WRITTEN PROBLEM:
Which lines contain the string "cdot"? Please list every one of them.

DATA EXCERPTS:
-.-.-
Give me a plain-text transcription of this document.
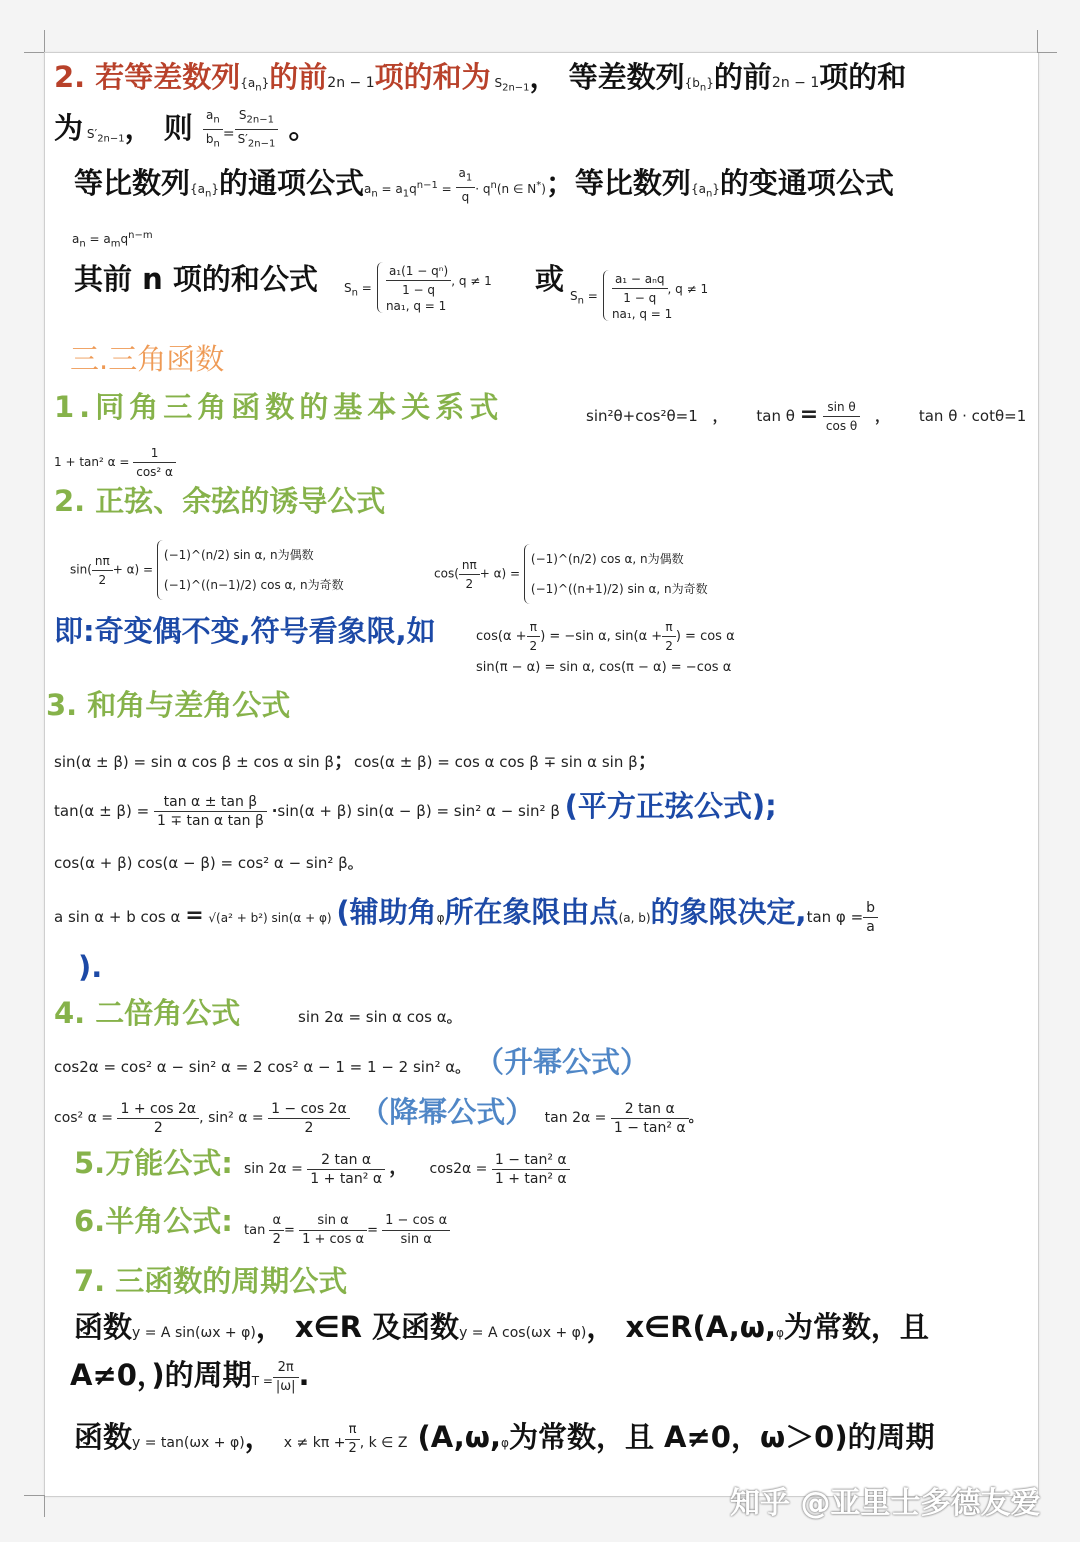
2. 若等差数列$\{a_n\}$的前2n − 1项的和为 $S_{2n-1}$， 等差数列$\{b_n\}$的前2n − 1项的和
为 $S'_{2n-1}$， 则 $\frac{a_n}{b_n} = \frac{S_{2n-1}}{S'_{2n-1}}$ 。
等比数列$\{a_n\}$的通项公式$a_n = a_1q^{n-1} = \frac{a_1}{q} \cdot q^n(n$ ∈ N*)；等比数列$\{a_n\}$的变通项公式
$a_n = a_mq^{n-m}$
其前 n 项的和公式 $S_n = \frac{\text{a₁(1 − qⁿ)}}{1 - q}$ , q ≠ 1
na₁, q = 1
或 $S_n$ =
a₁ − aₙq
1 − q
, q ≠ 1
na₁, q = 1
三.三角函数
1.同角三角函数的基本关系式	sin²θ+cos²θ=1 ， $\tan \theta = \frac{\text{sin θ}}{\text{cos θ}}$ ， tan θ · cotθ=1
1 + tan² $\alpha = \frac{1}{\text{cos² α}}$
2. 正弦、余弦的诱导公式
$\sin( \frac{n\pi}{2} + \alpha)$ =
(−1)^(n/2) sin α, n为偶数
(−1)^((n−1)/2) cos α, n为奇数
$\cos( \frac{n\pi}{2} + \alpha)$ =
(−1)^(n/2) cos α, n为偶数
(−1)^((n+1)/2) sin α, n为奇数
即:奇变偶不变,符号看象限,如	$\cos(\alpha + \frac{\pi}{2}$ ) = −sin α, $\sin(\alpha + \frac{\pi}{2}$ ) = cos α
sin(π − α) = sin α, cos(π − α) = −cos α
3. 和角与差角公式
sin(α ± β) = sin α cos β ± cos α sin β；cos(α ± β) = cos α cos β ∓ sin α sin β；
$\tan(\alpha \pm \beta) = \frac{\text{tan α ± tan β}}{\text{1 ∓ tan α tan β}} \cdot\sin(\alpha + \beta) \sin(\alpha - \beta) = \sin^2$ α − sin² β (平方正弦公式);
cos(α + β) cos(α − β) = cos² α − sin² β。
a sin α + b cos α = √(a² + b²) sin(α + φ) (辅助角φ所在象限由点(a, b)的象限决定,tan $\varphi = \frac{b}{a}$
).
4. 二倍角公式	sin 2α = sin α cos α。
cos2α = cos² α − sin² α = 2 cos² α − 1 = 1 − 2 sin² α。 （升幂公式）
cos² $\alpha = \frac{1 + \cos 2\alpha}{2}$ , sin² $\alpha = \frac{1 - \cos 2\alpha}{2}$ （降幂公式） $\tan 2\alpha = \frac{\text{2 tan α}}{\text{1 − tan² α}}$ 。
5.万能公式: $\sin 2\alpha = \frac{\text{2 tan α}}{\text{1 + tan² α}}$ ， $\cos 2\alpha = \frac{\text{1 − tan² α}}{\text{1 + tan² α}}$
6.半角公式: $\tan \frac{\alpha}{2} = \frac{\text{sin α}}{\text{1 + cos α}} = \frac{\text{1 − cos α}}{\text{sin α}}$
7. 三函数的周期公式
函数y = A sin(ωx + φ)， x∈R 及函数y = A cos(ωx + φ)， x∈R(A,ω,φ为常数，且
A≠0，)的周期$T = \frac{2\pi}{|\omega|}$ .
函数y = tan(ωx + φ)， $x \ne k\pi + \frac{\pi}{2}$ , k ∈ Z (A,ω,φ为常数，且 A≠0，ω＞0)的周期
知乎 @亚里士多德友爱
-.-.-
SOLUTION FOR THIS TASK:
等比数列$\{a_n\}$的通项公式$a_n = a_1q^{n-1} = \frac{a_1}{q} \cdot q^n(n$ ∈ N*)；等比数列$\{a_n\}$的变通项公式
$\tan(\alpha \pm \beta) = \frac{\text{tan α ± tan β}}{\text{1 ∓ tan α tan β}} \cdot\sin(\alpha + \beta) \sin(\alpha - \beta) = \sin^2$ α − sin² β (平方正弦公式);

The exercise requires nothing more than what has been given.